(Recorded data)

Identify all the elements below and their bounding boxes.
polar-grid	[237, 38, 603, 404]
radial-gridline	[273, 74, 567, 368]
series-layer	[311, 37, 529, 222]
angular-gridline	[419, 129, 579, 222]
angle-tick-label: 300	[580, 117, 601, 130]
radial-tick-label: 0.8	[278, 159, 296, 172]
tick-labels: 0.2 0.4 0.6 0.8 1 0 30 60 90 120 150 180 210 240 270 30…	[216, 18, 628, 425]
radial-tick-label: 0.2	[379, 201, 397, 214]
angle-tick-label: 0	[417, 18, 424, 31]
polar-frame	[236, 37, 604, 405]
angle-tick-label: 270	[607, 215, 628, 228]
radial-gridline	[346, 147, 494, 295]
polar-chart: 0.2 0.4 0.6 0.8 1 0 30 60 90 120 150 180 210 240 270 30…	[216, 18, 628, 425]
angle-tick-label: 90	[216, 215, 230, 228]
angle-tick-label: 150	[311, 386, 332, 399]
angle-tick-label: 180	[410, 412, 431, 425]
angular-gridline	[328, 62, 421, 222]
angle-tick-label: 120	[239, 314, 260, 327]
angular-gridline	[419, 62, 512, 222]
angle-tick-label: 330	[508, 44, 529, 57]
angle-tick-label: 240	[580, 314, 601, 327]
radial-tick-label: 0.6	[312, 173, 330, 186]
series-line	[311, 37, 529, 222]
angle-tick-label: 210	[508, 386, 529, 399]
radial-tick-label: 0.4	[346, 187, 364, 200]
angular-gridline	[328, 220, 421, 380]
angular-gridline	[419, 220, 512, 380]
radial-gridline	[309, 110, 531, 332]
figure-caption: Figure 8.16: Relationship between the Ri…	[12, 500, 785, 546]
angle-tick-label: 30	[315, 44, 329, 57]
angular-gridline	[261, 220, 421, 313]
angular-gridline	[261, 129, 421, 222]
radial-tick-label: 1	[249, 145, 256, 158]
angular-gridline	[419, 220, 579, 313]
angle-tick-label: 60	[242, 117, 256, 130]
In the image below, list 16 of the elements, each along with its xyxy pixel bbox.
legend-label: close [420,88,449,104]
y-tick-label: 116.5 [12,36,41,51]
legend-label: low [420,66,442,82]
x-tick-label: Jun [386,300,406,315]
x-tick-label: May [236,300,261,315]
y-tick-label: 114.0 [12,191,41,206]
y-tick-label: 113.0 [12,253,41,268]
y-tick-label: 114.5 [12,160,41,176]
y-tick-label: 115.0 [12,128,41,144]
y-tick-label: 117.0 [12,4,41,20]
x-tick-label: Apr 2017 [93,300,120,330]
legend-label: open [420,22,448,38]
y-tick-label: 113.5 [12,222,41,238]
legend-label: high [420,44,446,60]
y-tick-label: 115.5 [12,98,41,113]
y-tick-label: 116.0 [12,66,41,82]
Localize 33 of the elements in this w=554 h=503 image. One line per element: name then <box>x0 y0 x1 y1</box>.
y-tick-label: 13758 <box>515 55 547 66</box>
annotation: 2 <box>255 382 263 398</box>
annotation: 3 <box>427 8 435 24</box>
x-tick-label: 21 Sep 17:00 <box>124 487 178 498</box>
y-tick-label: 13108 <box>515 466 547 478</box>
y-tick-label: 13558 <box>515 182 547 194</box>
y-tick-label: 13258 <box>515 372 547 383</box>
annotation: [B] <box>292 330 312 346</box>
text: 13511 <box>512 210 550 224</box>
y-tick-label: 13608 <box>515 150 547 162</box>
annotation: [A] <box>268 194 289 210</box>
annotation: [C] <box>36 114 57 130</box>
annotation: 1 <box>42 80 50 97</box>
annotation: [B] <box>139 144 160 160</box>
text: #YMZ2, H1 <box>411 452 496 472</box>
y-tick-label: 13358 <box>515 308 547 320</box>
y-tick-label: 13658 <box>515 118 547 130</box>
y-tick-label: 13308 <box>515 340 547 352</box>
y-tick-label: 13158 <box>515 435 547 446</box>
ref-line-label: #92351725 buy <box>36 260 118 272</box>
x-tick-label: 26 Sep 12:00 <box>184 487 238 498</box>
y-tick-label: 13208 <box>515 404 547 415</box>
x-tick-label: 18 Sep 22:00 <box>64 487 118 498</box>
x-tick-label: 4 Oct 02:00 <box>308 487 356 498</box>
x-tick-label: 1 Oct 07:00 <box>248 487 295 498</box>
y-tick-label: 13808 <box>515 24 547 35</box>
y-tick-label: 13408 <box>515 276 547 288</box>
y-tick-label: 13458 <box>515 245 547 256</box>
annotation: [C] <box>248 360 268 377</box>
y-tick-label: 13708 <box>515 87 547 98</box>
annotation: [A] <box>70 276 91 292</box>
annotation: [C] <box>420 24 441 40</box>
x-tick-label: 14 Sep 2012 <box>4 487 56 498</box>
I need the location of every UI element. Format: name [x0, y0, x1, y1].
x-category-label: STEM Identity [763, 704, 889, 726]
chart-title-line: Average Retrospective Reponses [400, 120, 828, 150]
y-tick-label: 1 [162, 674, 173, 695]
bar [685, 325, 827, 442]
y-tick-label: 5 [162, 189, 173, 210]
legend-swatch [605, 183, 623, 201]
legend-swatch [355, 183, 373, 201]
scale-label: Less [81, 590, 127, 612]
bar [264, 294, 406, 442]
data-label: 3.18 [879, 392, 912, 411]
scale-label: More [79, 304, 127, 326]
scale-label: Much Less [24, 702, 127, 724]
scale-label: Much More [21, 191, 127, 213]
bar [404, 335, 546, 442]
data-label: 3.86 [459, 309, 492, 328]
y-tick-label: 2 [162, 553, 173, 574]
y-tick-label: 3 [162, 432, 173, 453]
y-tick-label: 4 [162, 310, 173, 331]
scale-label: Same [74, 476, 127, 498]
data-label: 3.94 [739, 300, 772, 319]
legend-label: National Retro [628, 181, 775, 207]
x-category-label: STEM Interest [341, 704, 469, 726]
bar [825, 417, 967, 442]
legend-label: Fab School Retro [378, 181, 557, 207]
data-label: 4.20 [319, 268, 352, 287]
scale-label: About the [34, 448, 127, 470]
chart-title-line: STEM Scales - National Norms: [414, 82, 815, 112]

_What the task requires_: Recast every line of the material above as a numbered list, leaving out any blank lines.

_Solution_:
1. Identify all the elements below and their bounding boxes.
2. polar-grid	[237, 38, 603, 404]
3. radial-gridline	[273, 74, 567, 368]
4. series-layer	[311, 37, 529, 222]
5. angular-gridline	[419, 129, 579, 222]
6. angle-tick-label: 300	[580, 117, 601, 130]
7. radial-tick-label: 0.8	[278, 159, 296, 172]
8. tick-labels: 0.2 0.4 0.6 0.8 1 0 30 60 90 120 150 180 210 240 270 30…	[216, 18, 628, 425]
9. radial-tick-label: 0.2	[379, 201, 397, 214]
10. angle-tick-label: 0	[417, 18, 424, 31]
11. polar-frame	[236, 37, 604, 405]
12. angle-tick-label: 270	[607, 215, 628, 228]
13. radial-gridline	[346, 147, 494, 295]
14. polar-chart: 0.2 0.4 0.6 0.8 1 0 30 60 90 120 150 180 210 240 270 30…	[216, 18, 628, 425]
15. angle-tick-label: 90	[216, 215, 230, 228]
16. angle-tick-label: 150	[311, 386, 332, 399]
17. angle-tick-label: 180	[410, 412, 431, 425]
18. angular-gridline	[328, 62, 421, 222]
19. angle-tick-label: 120	[239, 314, 260, 327]
20. angular-gridline	[419, 62, 512, 222]
21. angle-tick-label: 330	[508, 44, 529, 57]
22. angle-tick-label: 240	[580, 314, 601, 327]
23. radial-tick-label: 0.6	[312, 173, 330, 186]
24. series-line	[311, 37, 529, 222]
25. angle-tick-label: 210	[508, 386, 529, 399]
26. radial-tick-label: 0.4	[346, 187, 364, 200]
27. angular-gridline	[328, 220, 421, 380]
28. angular-gridline	[419, 220, 512, 380]
29. radial-gridline	[309, 110, 531, 332]
30. figure-caption: Figure 8.16: Relationship between the Ri…	[12, 500, 785, 546]
31. angle-tick-label: 30	[315, 44, 329, 57]
32. angular-gridline	[261, 220, 421, 313]
33. angular-gridline	[261, 129, 421, 222]
34. radial-tick-label: 1	[249, 145, 256, 158]
35. angular-gridline	[419, 220, 579, 313]
36. angle-tick-label: 60	[242, 117, 256, 130]
37. In the image below, list 16 of the elements, each along with its xyxy pixel bbox.
38. legend-label: close [420,88,449,104]
39. y-tick-label: 116.5 [12,36,41,51]
40. legend-label: low [420,66,442,82]
41. x-tick-label: Jun [386,300,406,315]
42. x-tick-label: May [236,300,261,315]
43. y-tick-label: 114.0 [12,191,41,206]
44. y-tick-label: 113.0 [12,253,41,268]
45. y-tick-label: 114.5 [12,160,41,176]
46. y-tick-label: 115.0 [12,128,41,144]
47. y-tick-label: 117.0 [12,4,41,20]
48. x-tick-label: Apr 2017 [93,300,120,330]
49. legend-label: open [420,22,448,38]
50. y-tick-label: 113.5 [12,222,41,238]
51. legend-label: high [420,44,446,60]
52. y-tick-label: 115.5 [12,98,41,113]
53. y-tick-label: 116.0 [12,66,41,82]
54. Localize 33 of the elements in this w=554 h=503 image. One line per element: name then <box>x0 y0 x1 y1</box>.
55. y-tick-label: 13758 <box>515 55 547 66</box>
56. annotation: 2 <box>255 382 263 398</box>
57. annotation: 3 <box>427 8 435 24</box>
58. x-tick-label: 21 Sep 17:00 <box>124 487 178 498</box>
59. y-tick-label: 13108 <box>515 466 547 478</box>
60. y-tick-label: 13558 <box>515 182 547 194</box>
61. y-tick-label: 13258 <box>515 372 547 383</box>
62. annotation: [B] <box>292 330 312 346</box>
63. text: 13511 <box>512 210 550 224</box>
64. y-tick-label: 13608 <box>515 150 547 162</box>
65. annotation: [A] <box>268 194 289 210</box>
66. annotation: [C] <box>36 114 57 130</box>
67. annotation: 1 <box>42 80 50 97</box>
68. annotation: [B] <box>139 144 160 160</box>
69. text: #YMZ2, H1 <box>411 452 496 472</box>
70. y-tick-label: 13358 <box>515 308 547 320</box>
71. y-tick-label: 13658 <box>515 118 547 130</box>
72. y-tick-label: 13308 <box>515 340 547 352</box>
73. y-tick-label: 13158 <box>515 435 547 446</box>
74. ref-line-label: #92351725 buy <box>36 260 118 272</box>
75. x-tick-label: 26 Sep 12:00 <box>184 487 238 498</box>
76. y-tick-label: 13208 <box>515 404 547 415</box>
77. x-tick-label: 18 Sep 22:00 <box>64 487 118 498</box>
78. x-tick-label: 4 Oct 02:00 <box>308 487 356 498</box>
79. x-tick-label: 1 Oct 07:00 <box>248 487 295 498</box>
80. y-tick-label: 13808 <box>515 24 547 35</box>
81. y-tick-label: 13408 <box>515 276 547 288</box>
82. y-tick-label: 13458 <box>515 245 547 256</box>
83. annotation: [C] <box>248 360 268 377</box>
84. y-tick-label: 13708 <box>515 87 547 98</box>
85. annotation: [A] <box>70 276 91 292</box>
86. annotation: [C] <box>420 24 441 40</box>
87. x-tick-label: 14 Sep 2012 <box>4 487 56 498</box>
88. I need the location of every UI element. Format: name [x0, y0, x1, y1].
89. x-category-label: STEM Identity [763, 704, 889, 726]
90. chart-title-line: Average Retrospective Reponses [400, 120, 828, 150]
91. y-tick-label: 1 [162, 674, 173, 695]
92. bar [685, 325, 827, 442]
93. y-tick-label: 5 [162, 189, 173, 210]
94. legend-swatch [605, 183, 623, 201]
95. legend-swatch [355, 183, 373, 201]
96. scale-label: Less [81, 590, 127, 612]
97. bar [264, 294, 406, 442]
98. data-label: 3.18 [879, 392, 912, 411]
99. scale-label: More [79, 304, 127, 326]
100. scale-label: Much Less [24, 702, 127, 724]
101. scale-label: Much More [21, 191, 127, 213]
102. bar [404, 335, 546, 442]
103. data-label: 3.86 [459, 309, 492, 328]
104. y-tick-label: 2 [162, 553, 173, 574]
105. y-tick-label: 3 [162, 432, 173, 453]
106. y-tick-label: 4 [162, 310, 173, 331]
107. scale-label: Same [74, 476, 127, 498]
108. data-label: 3.94 [739, 300, 772, 319]
109. legend-label: National Retro [628, 181, 775, 207]
110. x-category-label: STEM Interest [341, 704, 469, 726]
111. bar [825, 417, 967, 442]
112. legend-label: Fab School Retro [378, 181, 557, 207]
113. data-label: 4.20 [319, 268, 352, 287]
114. scale-label: About the [34, 448, 127, 470]
115. chart-title-line: STEM Scales - National Norms: [414, 82, 815, 112]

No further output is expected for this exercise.